## [SHORT PROBLEM]
Look through the material below for "JSON". Copy every line that contains it.

## [RECORDS TO USE]
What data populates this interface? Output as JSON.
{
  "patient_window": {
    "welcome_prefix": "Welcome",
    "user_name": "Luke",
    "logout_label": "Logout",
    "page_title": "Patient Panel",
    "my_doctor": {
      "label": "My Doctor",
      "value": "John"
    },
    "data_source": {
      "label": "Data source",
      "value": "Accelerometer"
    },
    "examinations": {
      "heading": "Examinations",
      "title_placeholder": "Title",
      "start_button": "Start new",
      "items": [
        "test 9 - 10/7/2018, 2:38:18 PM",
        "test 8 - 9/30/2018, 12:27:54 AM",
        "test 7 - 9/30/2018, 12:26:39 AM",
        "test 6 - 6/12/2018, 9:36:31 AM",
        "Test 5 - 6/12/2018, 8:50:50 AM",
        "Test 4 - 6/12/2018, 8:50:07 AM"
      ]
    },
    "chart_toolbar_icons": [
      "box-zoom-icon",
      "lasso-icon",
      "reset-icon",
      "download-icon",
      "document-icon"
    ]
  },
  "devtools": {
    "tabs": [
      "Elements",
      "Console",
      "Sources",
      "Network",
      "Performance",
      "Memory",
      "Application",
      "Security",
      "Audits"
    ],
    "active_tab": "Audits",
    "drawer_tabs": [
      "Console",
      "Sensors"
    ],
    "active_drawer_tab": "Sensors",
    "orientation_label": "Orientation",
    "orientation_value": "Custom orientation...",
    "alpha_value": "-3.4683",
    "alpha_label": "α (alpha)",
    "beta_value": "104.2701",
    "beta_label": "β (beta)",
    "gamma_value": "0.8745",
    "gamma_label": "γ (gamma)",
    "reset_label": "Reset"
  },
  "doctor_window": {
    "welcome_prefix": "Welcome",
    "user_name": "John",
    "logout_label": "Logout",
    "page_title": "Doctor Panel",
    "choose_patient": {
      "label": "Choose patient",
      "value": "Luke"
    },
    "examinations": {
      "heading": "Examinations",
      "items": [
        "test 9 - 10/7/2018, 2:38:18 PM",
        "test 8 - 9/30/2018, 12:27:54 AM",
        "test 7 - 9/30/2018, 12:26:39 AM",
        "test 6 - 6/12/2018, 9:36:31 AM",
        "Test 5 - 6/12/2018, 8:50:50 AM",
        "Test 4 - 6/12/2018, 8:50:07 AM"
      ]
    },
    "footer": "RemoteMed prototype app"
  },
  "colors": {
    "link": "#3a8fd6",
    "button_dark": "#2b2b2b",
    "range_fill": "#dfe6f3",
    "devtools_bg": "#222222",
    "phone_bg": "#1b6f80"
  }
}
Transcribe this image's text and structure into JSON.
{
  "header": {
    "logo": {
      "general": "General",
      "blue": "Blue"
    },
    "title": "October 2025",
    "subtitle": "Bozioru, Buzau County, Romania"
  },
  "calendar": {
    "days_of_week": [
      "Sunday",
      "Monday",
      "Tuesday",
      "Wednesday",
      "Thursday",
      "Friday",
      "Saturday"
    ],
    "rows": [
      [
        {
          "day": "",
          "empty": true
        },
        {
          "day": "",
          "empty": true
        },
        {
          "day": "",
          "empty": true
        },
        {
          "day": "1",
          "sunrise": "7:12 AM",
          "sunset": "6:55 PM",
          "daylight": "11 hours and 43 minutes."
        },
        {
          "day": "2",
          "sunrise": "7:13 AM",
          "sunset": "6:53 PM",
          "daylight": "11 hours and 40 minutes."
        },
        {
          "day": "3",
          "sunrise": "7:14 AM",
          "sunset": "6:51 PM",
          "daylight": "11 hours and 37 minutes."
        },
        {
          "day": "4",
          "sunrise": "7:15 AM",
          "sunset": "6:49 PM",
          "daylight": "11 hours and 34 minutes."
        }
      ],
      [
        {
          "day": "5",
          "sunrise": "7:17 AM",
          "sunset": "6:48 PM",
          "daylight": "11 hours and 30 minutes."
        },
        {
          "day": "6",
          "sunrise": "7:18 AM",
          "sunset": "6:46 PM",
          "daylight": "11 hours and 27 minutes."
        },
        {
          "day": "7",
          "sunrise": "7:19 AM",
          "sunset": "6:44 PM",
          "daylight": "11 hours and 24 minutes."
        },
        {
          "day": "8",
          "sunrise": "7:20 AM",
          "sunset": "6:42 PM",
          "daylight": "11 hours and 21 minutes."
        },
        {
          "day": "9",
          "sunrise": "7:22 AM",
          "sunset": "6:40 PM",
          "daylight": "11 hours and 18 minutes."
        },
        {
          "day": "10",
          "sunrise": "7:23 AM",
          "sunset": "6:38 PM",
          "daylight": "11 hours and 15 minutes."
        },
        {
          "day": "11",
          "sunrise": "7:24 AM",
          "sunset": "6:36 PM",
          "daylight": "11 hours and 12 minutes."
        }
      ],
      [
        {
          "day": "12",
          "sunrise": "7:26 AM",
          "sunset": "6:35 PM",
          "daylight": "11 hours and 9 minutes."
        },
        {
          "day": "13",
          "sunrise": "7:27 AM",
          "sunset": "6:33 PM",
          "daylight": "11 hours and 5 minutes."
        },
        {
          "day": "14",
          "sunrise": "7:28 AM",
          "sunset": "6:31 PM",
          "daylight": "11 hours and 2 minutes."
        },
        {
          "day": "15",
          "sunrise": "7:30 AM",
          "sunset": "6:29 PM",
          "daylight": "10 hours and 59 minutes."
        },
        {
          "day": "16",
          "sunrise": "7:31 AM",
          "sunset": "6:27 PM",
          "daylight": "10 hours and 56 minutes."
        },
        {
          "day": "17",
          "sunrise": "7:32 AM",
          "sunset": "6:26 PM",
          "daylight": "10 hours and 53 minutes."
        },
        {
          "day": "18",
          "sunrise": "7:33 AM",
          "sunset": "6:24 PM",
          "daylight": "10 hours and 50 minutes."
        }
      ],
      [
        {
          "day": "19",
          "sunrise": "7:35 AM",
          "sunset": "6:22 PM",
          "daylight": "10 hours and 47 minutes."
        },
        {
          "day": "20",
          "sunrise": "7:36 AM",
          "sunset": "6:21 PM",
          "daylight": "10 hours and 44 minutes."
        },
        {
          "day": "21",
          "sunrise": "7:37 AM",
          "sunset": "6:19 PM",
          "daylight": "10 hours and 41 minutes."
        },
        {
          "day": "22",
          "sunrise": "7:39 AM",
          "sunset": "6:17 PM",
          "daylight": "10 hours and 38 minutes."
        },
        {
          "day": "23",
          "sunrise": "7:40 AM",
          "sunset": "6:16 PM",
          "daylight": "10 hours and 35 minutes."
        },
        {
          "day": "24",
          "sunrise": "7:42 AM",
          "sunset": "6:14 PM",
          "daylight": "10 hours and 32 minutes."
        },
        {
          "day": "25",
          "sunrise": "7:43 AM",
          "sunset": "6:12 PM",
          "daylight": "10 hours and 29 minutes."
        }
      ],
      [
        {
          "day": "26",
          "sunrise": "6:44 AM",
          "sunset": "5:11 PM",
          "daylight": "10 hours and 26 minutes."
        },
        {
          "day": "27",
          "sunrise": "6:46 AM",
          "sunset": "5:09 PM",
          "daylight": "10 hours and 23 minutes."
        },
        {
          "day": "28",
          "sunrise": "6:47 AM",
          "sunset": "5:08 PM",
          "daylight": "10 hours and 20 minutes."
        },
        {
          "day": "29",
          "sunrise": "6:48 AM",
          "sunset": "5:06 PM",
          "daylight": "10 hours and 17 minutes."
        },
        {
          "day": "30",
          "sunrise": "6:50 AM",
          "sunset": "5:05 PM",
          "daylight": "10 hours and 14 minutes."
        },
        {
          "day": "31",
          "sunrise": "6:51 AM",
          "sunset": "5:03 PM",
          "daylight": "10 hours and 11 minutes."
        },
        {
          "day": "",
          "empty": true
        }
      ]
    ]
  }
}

## [RESPONSE]
What data populates this interface? Output as JSON.
Transcribe this image's text and structure into JSON.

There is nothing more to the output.